___ Input ___

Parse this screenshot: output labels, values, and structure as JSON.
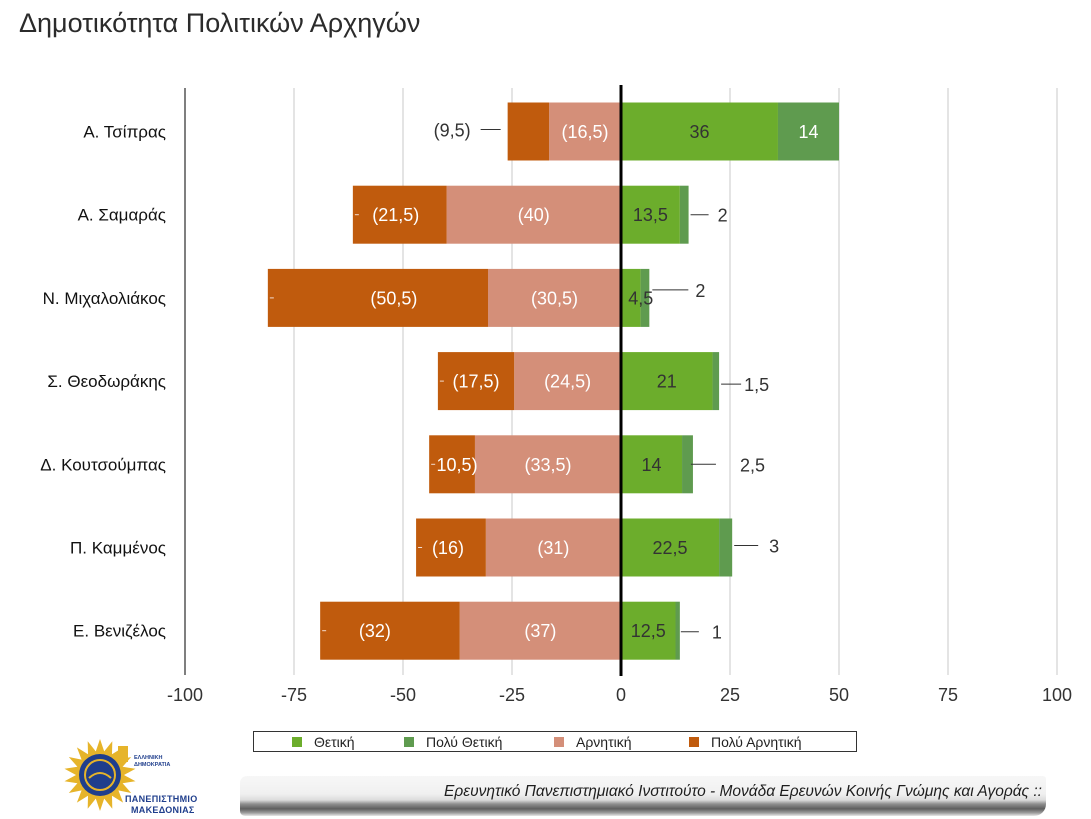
{
  "chart_data": {
    "type": "bar",
    "orientation": "horizontal",
    "stacked": true,
    "title": "Δημοτικότητα Πολιτικών Αρχηγών",
    "xlabel": "",
    "ylabel": "",
    "categories": [
      "Α. Τσίπρας",
      "Α. Σαμαράς",
      "Ν. Μιχαλολιάκος",
      "Σ. Θεοδωράκης",
      "Δ. Κουτσούμπας",
      "Π. Καμμένος",
      "Ε. Βενιζέλος"
    ],
    "series": [
      {
        "name": "Θετική",
        "color": "#6cad2c",
        "label_color": "#333333",
        "values": [
          36,
          13.5,
          4.5,
          21,
          14,
          22.5,
          12.5
        ],
        "labels": [
          "36",
          "13,5",
          "4,5",
          "21",
          "14",
          "22,5",
          "12,5"
        ]
      },
      {
        "name": "Πολύ Θετική",
        "color": "#5f9b4f",
        "label_color": "#ffffff",
        "values": [
          14,
          2,
          2,
          1.5,
          2.5,
          3,
          1
        ],
        "labels": [
          "14",
          "2",
          "2",
          "1,5",
          "2,5",
          "3",
          "1"
        ]
      },
      {
        "name": "Αρνητική",
        "color": "#d48f79",
        "label_color": "#ffffff",
        "values": [
          -16.5,
          -40,
          -30.5,
          -24.5,
          -33.5,
          -31,
          -37
        ],
        "labels": [
          "(16,5)",
          "(40)",
          "(30,5)",
          "(24,5)",
          "(33,5)",
          "(31)",
          "(37)"
        ]
      },
      {
        "name": "Πολύ Αρνητική",
        "color": "#c05b0d",
        "label_color": "#ffffff",
        "values": [
          -9.5,
          -21.5,
          -50.5,
          -17.5,
          -10.5,
          -16,
          -32
        ],
        "labels": [
          "(9,5)",
          "(21,5)",
          "(50,5)",
          "(17,5)",
          "10,5)",
          "(16)",
          "(32)"
        ]
      }
    ],
    "xlim": [
      -100,
      100
    ],
    "xticks": [
      -100,
      -75,
      -50,
      -25,
      0,
      25,
      50,
      75,
      100
    ],
    "xtick_labels": [
      "-100",
      "-75",
      "-50",
      "-25",
      "0",
      "25",
      "50",
      "75",
      "100"
    ],
    "grid": true,
    "legend": "bottom"
  },
  "footer": {
    "institute": "Ερευνητικό Πανεπιστημιακό Ινστιτούτο - Μονάδα Ερευνών Κοινής Γνώμης και Αγοράς ::",
    "logo": {
      "small_line1": "ΕΛΛΗΝΙΚΗ",
      "small_line2": "ΔΗΜΟΚΡΑΤΙΑ",
      "name_line1": "ΠΑΝΕΠΙΣΤΗΜΙΟ",
      "name_line2": "ΜΑΚΕΔΟΝΙΑΣ"
    },
    "logo_colors": {
      "blue": "#1f3e8c",
      "gold": "#e6b42a"
    }
  }
}
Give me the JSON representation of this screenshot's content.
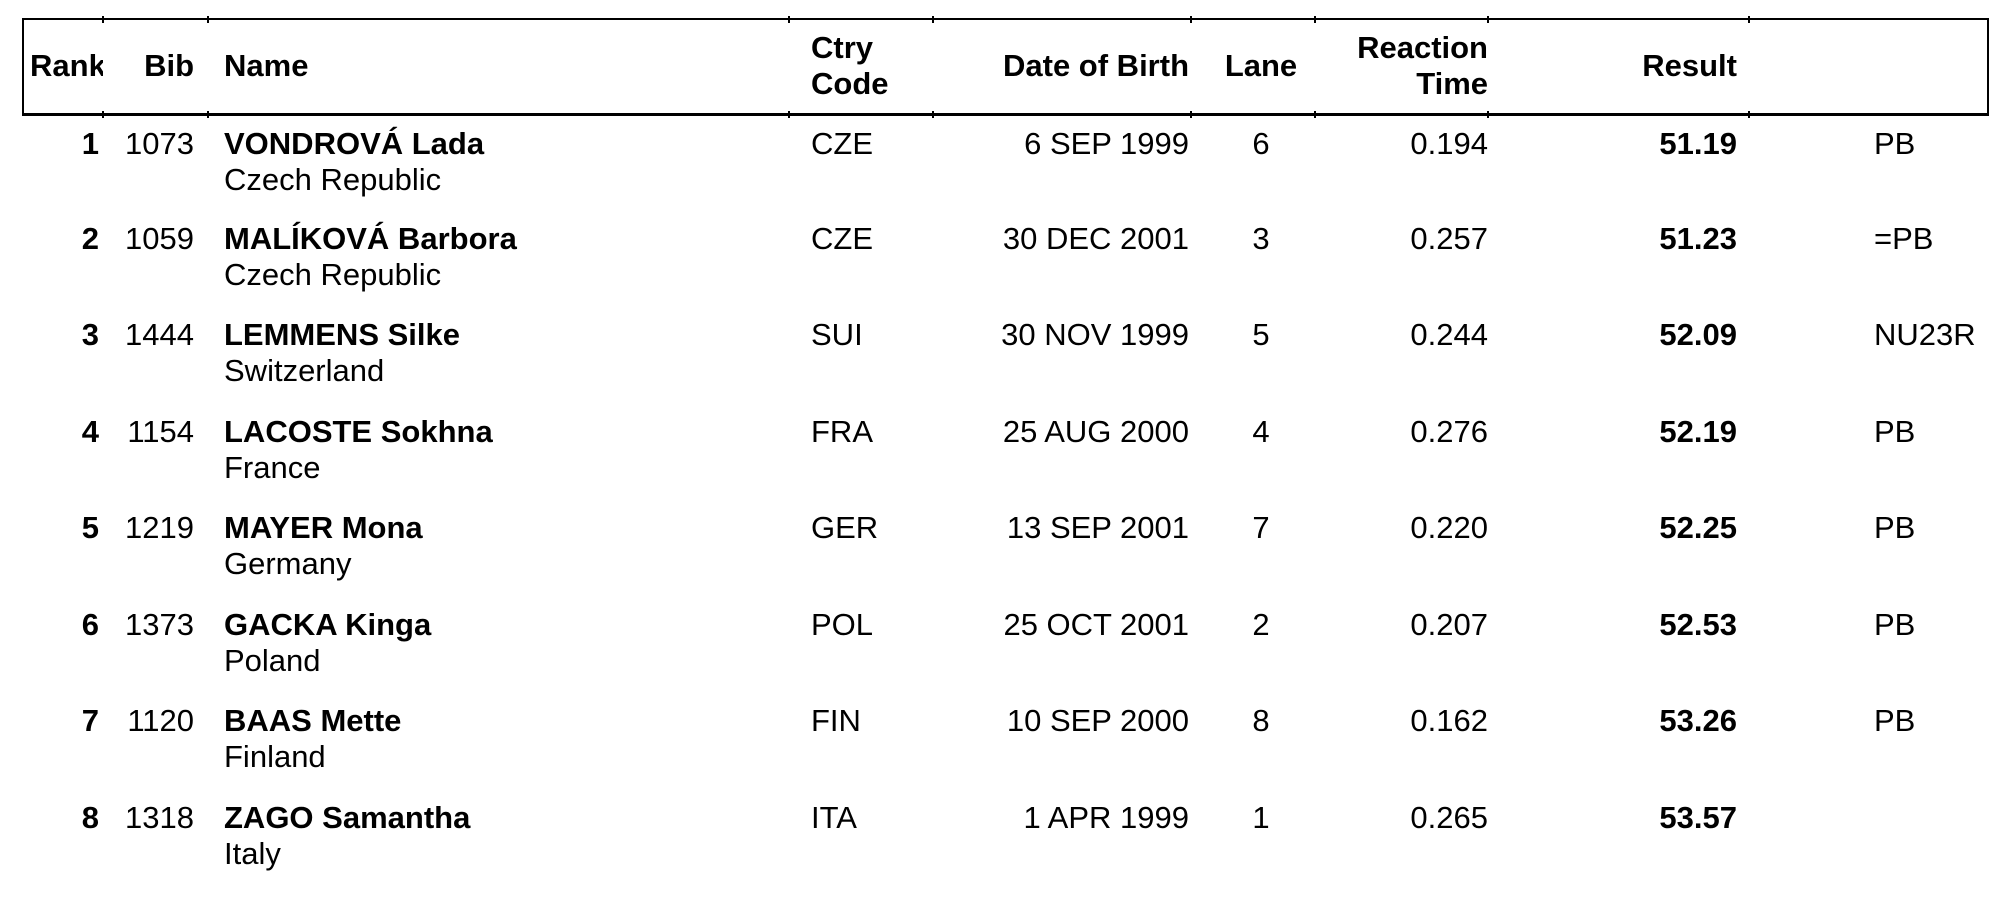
{
  "colors": {
    "text": "#000000",
    "border": "#000000",
    "background": "#ffffff"
  },
  "table": {
    "headers": {
      "rank": "Rank",
      "bib": "Bib",
      "name": "Name",
      "ctry_code": "Ctry\nCode",
      "date_of_birth": "Date of Birth",
      "lane": "Lane",
      "reaction_time": "Reaction\nTime",
      "result": "Result",
      "notes": ""
    },
    "rows": [
      {
        "rank": "1",
        "bib": "1073",
        "name": "VONDROVÁ Lada",
        "country": "Czech Republic",
        "ctry_code": "CZE",
        "date_of_birth": "6 SEP 1999",
        "lane": "6",
        "reaction_time": "0.194",
        "result": "51.19",
        "note": "PB"
      },
      {
        "rank": "2",
        "bib": "1059",
        "name": "MALÍKOVÁ Barbora",
        "country": "Czech Republic",
        "ctry_code": "CZE",
        "date_of_birth": "30 DEC 2001",
        "lane": "3",
        "reaction_time": "0.257",
        "result": "51.23",
        "note": "=PB"
      },
      {
        "rank": "3",
        "bib": "1444",
        "name": "LEMMENS Silke",
        "country": "Switzerland",
        "ctry_code": "SUI",
        "date_of_birth": "30 NOV 1999",
        "lane": "5",
        "reaction_time": "0.244",
        "result": "52.09",
        "note": "NU23R"
      },
      {
        "rank": "4",
        "bib": "1154",
        "name": "LACOSTE Sokhna",
        "country": "France",
        "ctry_code": "FRA",
        "date_of_birth": "25 AUG 2000",
        "lane": "4",
        "reaction_time": "0.276",
        "result": "52.19",
        "note": "PB"
      },
      {
        "rank": "5",
        "bib": "1219",
        "name": "MAYER Mona",
        "country": "Germany",
        "ctry_code": "GER",
        "date_of_birth": "13 SEP 2001",
        "lane": "7",
        "reaction_time": "0.220",
        "result": "52.25",
        "note": "PB"
      },
      {
        "rank": "6",
        "bib": "1373",
        "name": "GACKA Kinga",
        "country": "Poland",
        "ctry_code": "POL",
        "date_of_birth": "25 OCT 2001",
        "lane": "2",
        "reaction_time": "0.207",
        "result": "52.53",
        "note": "PB"
      },
      {
        "rank": "7",
        "bib": "1120",
        "name": "BAAS Mette",
        "country": "Finland",
        "ctry_code": "FIN",
        "date_of_birth": "10 SEP 2000",
        "lane": "8",
        "reaction_time": "0.162",
        "result": "53.26",
        "note": "PB"
      },
      {
        "rank": "8",
        "bib": "1318",
        "name": "ZAGO Samantha",
        "country": "Italy",
        "ctry_code": "ITA",
        "date_of_birth": "1 APR 1999",
        "lane": "1",
        "reaction_time": "0.265",
        "result": "53.57",
        "note": ""
      }
    ]
  }
}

___

* [Directions]:
All lines above containing the string "JSON" are to be collected.

* [Response for this exercise]:
Parse this screenshot: output labels, values, and structure as JSON.
Give me the JSON representation of this screenshot's content.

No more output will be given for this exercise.